### What is expected
Note each line where "close" appears, and copy it.

### Record list
============================================================
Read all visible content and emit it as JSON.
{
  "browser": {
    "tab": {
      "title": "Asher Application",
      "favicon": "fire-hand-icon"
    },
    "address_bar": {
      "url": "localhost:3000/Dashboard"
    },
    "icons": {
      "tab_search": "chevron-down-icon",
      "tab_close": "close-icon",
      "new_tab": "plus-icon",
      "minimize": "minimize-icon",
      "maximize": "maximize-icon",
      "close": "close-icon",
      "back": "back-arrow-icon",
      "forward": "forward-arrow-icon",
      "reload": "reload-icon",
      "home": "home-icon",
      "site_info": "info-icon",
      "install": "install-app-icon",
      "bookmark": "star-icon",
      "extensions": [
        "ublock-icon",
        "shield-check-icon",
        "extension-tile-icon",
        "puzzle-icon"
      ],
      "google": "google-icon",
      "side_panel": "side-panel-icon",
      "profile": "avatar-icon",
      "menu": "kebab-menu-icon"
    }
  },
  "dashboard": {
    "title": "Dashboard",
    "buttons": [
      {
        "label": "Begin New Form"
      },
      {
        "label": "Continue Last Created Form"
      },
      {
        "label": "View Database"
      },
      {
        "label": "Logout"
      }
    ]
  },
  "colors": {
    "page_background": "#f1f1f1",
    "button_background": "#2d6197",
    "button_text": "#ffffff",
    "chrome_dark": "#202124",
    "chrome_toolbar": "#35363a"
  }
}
============================================================
### Written response
      "tab_close": "close-icon",
      "close": "close-icon",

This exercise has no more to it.